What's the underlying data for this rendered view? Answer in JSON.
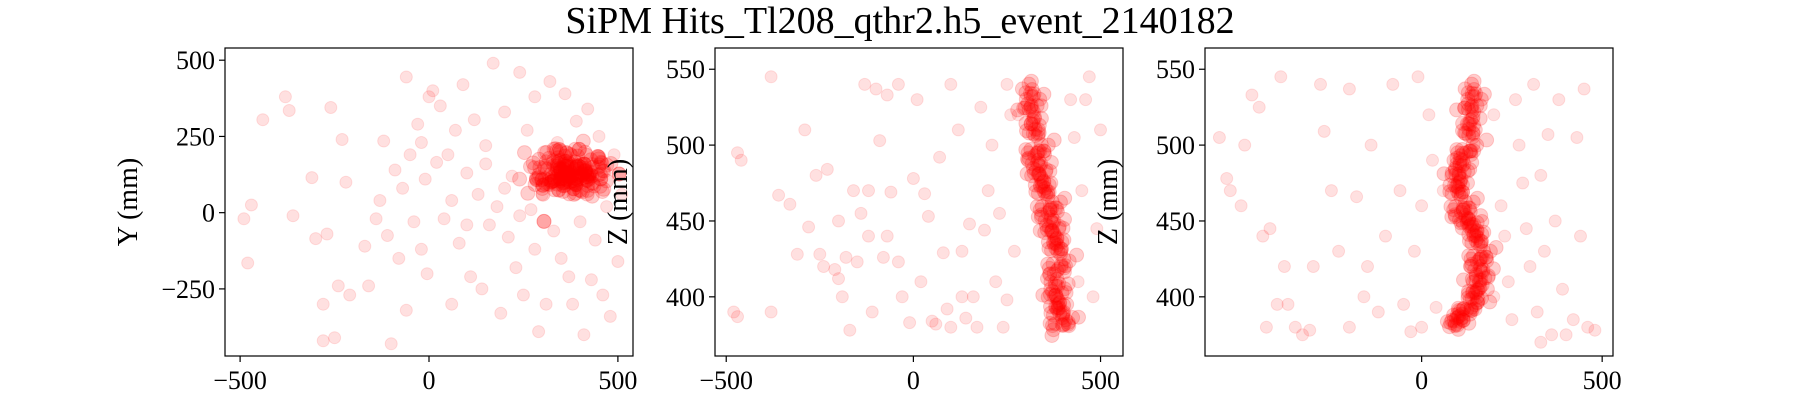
{
  "figure": {
    "title": "SiPM Hits_Tl208_qthr2.h5_event_2140182",
    "marker_color": "#ff0000",
    "marker_alpha": 0.12
  },
  "chart_data": [
    {
      "type": "scatter",
      "xlabel": "",
      "ylabel": "Y (mm)",
      "xlim": [
        -540,
        540
      ],
      "ylim": [
        -470,
        540
      ],
      "xticks": [
        -500,
        0,
        500
      ],
      "yticks": [
        -250,
        0,
        250,
        500
      ],
      "xtick_labels": [
        "−500",
        "0",
        "500"
      ],
      "ytick_labels": [
        "−250",
        "0",
        "250",
        "500"
      ],
      "grid": false,
      "cluster": {
        "center": [
          370,
          130
        ],
        "spread": [
          50,
          40
        ],
        "count": 220
      },
      "track": [],
      "background_points": [
        [
          -490,
          -20
        ],
        [
          -470,
          25
        ],
        [
          -480,
          -165
        ],
        [
          -440,
          305
        ],
        [
          -380,
          380
        ],
        [
          -370,
          335
        ],
        [
          -360,
          -10
        ],
        [
          -310,
          115
        ],
        [
          -300,
          -85
        ],
        [
          -280,
          -300
        ],
        [
          -280,
          -420
        ],
        [
          -270,
          -70
        ],
        [
          -260,
          345
        ],
        [
          -250,
          -410
        ],
        [
          -240,
          -240
        ],
        [
          -230,
          240
        ],
        [
          -220,
          100
        ],
        [
          -210,
          -270
        ],
        [
          -170,
          -110
        ],
        [
          -160,
          -240
        ],
        [
          -140,
          -20
        ],
        [
          -130,
          40
        ],
        [
          -120,
          235
        ],
        [
          -110,
          -75
        ],
        [
          -100,
          -430
        ],
        [
          -90,
          140
        ],
        [
          -80,
          -150
        ],
        [
          -70,
          80
        ],
        [
          -60,
          445
        ],
        [
          -50,
          190
        ],
        [
          -40,
          -30
        ],
        [
          -30,
          290
        ],
        [
          -20,
          230
        ],
        [
          -10,
          110
        ],
        [
          -5,
          -200
        ],
        [
          0,
          380
        ],
        [
          10,
          400
        ],
        [
          20,
          165
        ],
        [
          30,
          350
        ],
        [
          40,
          -20
        ],
        [
          50,
          190
        ],
        [
          60,
          40
        ],
        [
          70,
          270
        ],
        [
          80,
          -100
        ],
        [
          90,
          420
        ],
        [
          100,
          130
        ],
        [
          110,
          -210
        ],
        [
          120,
          305
        ],
        [
          130,
          60
        ],
        [
          140,
          -250
        ],
        [
          150,
          220
        ],
        [
          160,
          -40
        ],
        [
          170,
          490
        ],
        [
          180,
          20
        ],
        [
          190,
          -330
        ],
        [
          200,
          330
        ],
        [
          210,
          -80
        ],
        [
          220,
          120
        ],
        [
          230,
          -180
        ],
        [
          240,
          460
        ],
        [
          250,
          -270
        ],
        [
          260,
          270
        ],
        [
          270,
          10
        ],
        [
          280,
          -120
        ],
        [
          290,
          -390
        ],
        [
          300,
          60
        ],
        [
          310,
          -300
        ],
        [
          320,
          430
        ],
        [
          330,
          -60
        ],
        [
          340,
          230
        ],
        [
          350,
          -150
        ],
        [
          360,
          390
        ],
        [
          370,
          -210
        ],
        [
          380,
          -300
        ],
        [
          390,
          300
        ],
        [
          400,
          -30
        ],
        [
          410,
          -400
        ],
        [
          420,
          340
        ],
        [
          430,
          -220
        ],
        [
          440,
          -90
        ],
        [
          450,
          250
        ],
        [
          460,
          -270
        ],
        [
          470,
          20
        ],
        [
          480,
          -340
        ],
        [
          490,
          190
        ],
        [
          500,
          -160
        ],
        [
          510,
          60
        ],
        [
          -60,
          -320
        ],
        [
          240,
          -10
        ],
        [
          200,
          80
        ],
        [
          150,
          160
        ],
        [
          60,
          -300
        ],
        [
          -20,
          -120
        ],
        [
          100,
          -40
        ],
        [
          280,
          380
        ]
      ]
    },
    {
      "type": "scatter",
      "xlabel": "",
      "ylabel": "Z (mm)",
      "xlim": [
        -530,
        560
      ],
      "ylim": [
        361,
        564
      ],
      "xticks": [
        -500,
        0,
        500
      ],
      "yticks": [
        400,
        450,
        500,
        550
      ],
      "xtick_labels": [
        "−500",
        "0",
        "500"
      ],
      "ytick_labels": [
        "400",
        "450",
        "500",
        "550"
      ],
      "grid": false,
      "cluster": null,
      "track": [
        [
          320,
          540
        ],
        [
          320,
          520
        ],
        [
          330,
          500
        ],
        [
          340,
          485
        ],
        [
          350,
          470
        ],
        [
          370,
          455
        ],
        [
          380,
          440
        ],
        [
          390,
          425
        ],
        [
          385,
          405
        ],
        [
          390,
          390
        ],
        [
          400,
          380
        ]
      ],
      "background_points": [
        [
          -470,
          495
        ],
        [
          -460,
          490
        ],
        [
          -480,
          390
        ],
        [
          -470,
          387
        ],
        [
          -380,
          545
        ],
        [
          -360,
          467
        ],
        [
          -380,
          390
        ],
        [
          -330,
          461
        ],
        [
          -310,
          428
        ],
        [
          -290,
          510
        ],
        [
          -280,
          446
        ],
        [
          -260,
          480
        ],
        [
          -250,
          428
        ],
        [
          -240,
          420
        ],
        [
          -230,
          484
        ],
        [
          -210,
          418
        ],
        [
          -200,
          412
        ],
        [
          -190,
          400
        ],
        [
          -180,
          426
        ],
        [
          -170,
          378
        ],
        [
          -160,
          470
        ],
        [
          -150,
          423
        ],
        [
          -140,
          455
        ],
        [
          -130,
          540
        ],
        [
          -120,
          440
        ],
        [
          -110,
          390
        ],
        [
          -100,
          537
        ],
        [
          -90,
          503
        ],
        [
          -80,
          426
        ],
        [
          -70,
          533
        ],
        [
          -60,
          469
        ],
        [
          -40,
          423
        ],
        [
          -30,
          400
        ],
        [
          -10,
          383
        ],
        [
          0,
          478
        ],
        [
          10,
          530
        ],
        [
          20,
          410
        ],
        [
          30,
          468
        ],
        [
          40,
          453
        ],
        [
          50,
          384
        ],
        [
          60,
          382
        ],
        [
          70,
          492
        ],
        [
          80,
          429
        ],
        [
          90,
          392
        ],
        [
          100,
          380
        ],
        [
          120,
          510
        ],
        [
          130,
          430
        ],
        [
          140,
          386
        ],
        [
          150,
          448
        ],
        [
          160,
          400
        ],
        [
          170,
          380
        ],
        [
          180,
          525
        ],
        [
          190,
          444
        ],
        [
          200,
          470
        ],
        [
          210,
          500
        ],
        [
          220,
          410
        ],
        [
          230,
          455
        ],
        [
          240,
          380
        ],
        [
          250,
          398
        ],
        [
          260,
          520
        ],
        [
          270,
          430
        ],
        [
          280,
          520
        ],
        [
          420,
          530
        ],
        [
          430,
          505
        ],
        [
          440,
          410
        ],
        [
          450,
          470
        ],
        [
          460,
          530
        ],
        [
          470,
          545
        ],
        [
          480,
          400
        ],
        [
          490,
          445
        ],
        [
          500,
          510
        ],
        [
          -40,
          540
        ],
        [
          100,
          540
        ],
        [
          250,
          540
        ],
        [
          -120,
          470
        ],
        [
          -200,
          450
        ],
        [
          -70,
          440
        ],
        [
          130,
          400
        ]
      ]
    },
    {
      "type": "scatter",
      "xlabel": "",
      "ylabel": "Z (mm)",
      "xlim": [
        -600,
        530
      ],
      "ylim": [
        361,
        564
      ],
      "xticks": [
        0,
        500
      ],
      "yticks": [
        400,
        450,
        500,
        550
      ],
      "xtick_labels": [
        "0",
        "500"
      ],
      "ytick_labels": [
        "400",
        "450",
        "500",
        "550"
      ],
      "grid": false,
      "cluster": null,
      "track": [
        [
          150,
          540
        ],
        [
          140,
          520
        ],
        [
          130,
          500
        ],
        [
          110,
          485
        ],
        [
          100,
          470
        ],
        [
          120,
          455
        ],
        [
          150,
          445
        ],
        [
          160,
          430
        ],
        [
          170,
          415
        ],
        [
          150,
          400
        ],
        [
          120,
          390
        ],
        [
          90,
          380
        ]
      ],
      "background_points": [
        [
          -560,
          505
        ],
        [
          -540,
          478
        ],
        [
          -530,
          470
        ],
        [
          -500,
          460
        ],
        [
          -490,
          500
        ],
        [
          -470,
          533
        ],
        [
          -450,
          525
        ],
        [
          -440,
          440
        ],
        [
          -420,
          445
        ],
        [
          -400,
          395
        ],
        [
          -390,
          545
        ],
        [
          -380,
          420
        ],
        [
          -370,
          395
        ],
        [
          -350,
          380
        ],
        [
          -330,
          375
        ],
        [
          -310,
          378
        ],
        [
          -300,
          420
        ],
        [
          -280,
          540
        ],
        [
          -270,
          509
        ],
        [
          -250,
          470
        ],
        [
          -230,
          430
        ],
        [
          -200,
          537
        ],
        [
          -180,
          466
        ],
        [
          -160,
          400
        ],
        [
          -150,
          420
        ],
        [
          -140,
          500
        ],
        [
          -120,
          390
        ],
        [
          -100,
          440
        ],
        [
          -80,
          540
        ],
        [
          -60,
          470
        ],
        [
          -50,
          395
        ],
        [
          -30,
          377
        ],
        [
          -20,
          430
        ],
        [
          -10,
          545
        ],
        [
          0,
          380
        ],
        [
          20,
          520
        ],
        [
          30,
          490
        ],
        [
          40,
          393
        ],
        [
          60,
          470
        ],
        [
          200,
          520
        ],
        [
          220,
          460
        ],
        [
          230,
          440
        ],
        [
          240,
          410
        ],
        [
          250,
          385
        ],
        [
          260,
          530
        ],
        [
          270,
          500
        ],
        [
          280,
          475
        ],
        [
          290,
          445
        ],
        [
          300,
          420
        ],
        [
          310,
          540
        ],
        [
          320,
          390
        ],
        [
          330,
          480
        ],
        [
          340,
          430
        ],
        [
          350,
          507
        ],
        [
          360,
          375
        ],
        [
          370,
          450
        ],
        [
          380,
          530
        ],
        [
          390,
          405
        ],
        [
          400,
          375
        ],
        [
          420,
          385
        ],
        [
          430,
          505
        ],
        [
          440,
          440
        ],
        [
          450,
          537
        ],
        [
          460,
          380
        ],
        [
          480,
          378
        ],
        [
          -430,
          380
        ],
        [
          -200,
          380
        ],
        [
          0,
          460
        ],
        [
          200,
          400
        ],
        [
          330,
          370
        ]
      ]
    }
  ]
}
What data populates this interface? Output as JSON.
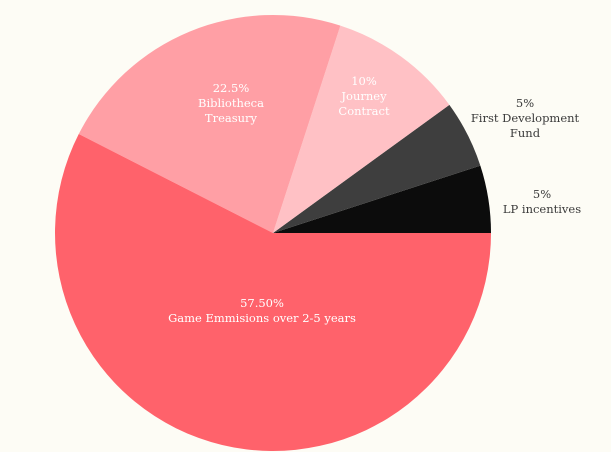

▬▬▬▬▬▬

DIRECTIONS FOR THIS TASK = Pull out all lines from the entries above that include the word "What".

SOLUTION TO THIS EXERCISE =
What's the underlying data for this rendered view? Answer in JSON.
What data populates this interface? Output as JSON.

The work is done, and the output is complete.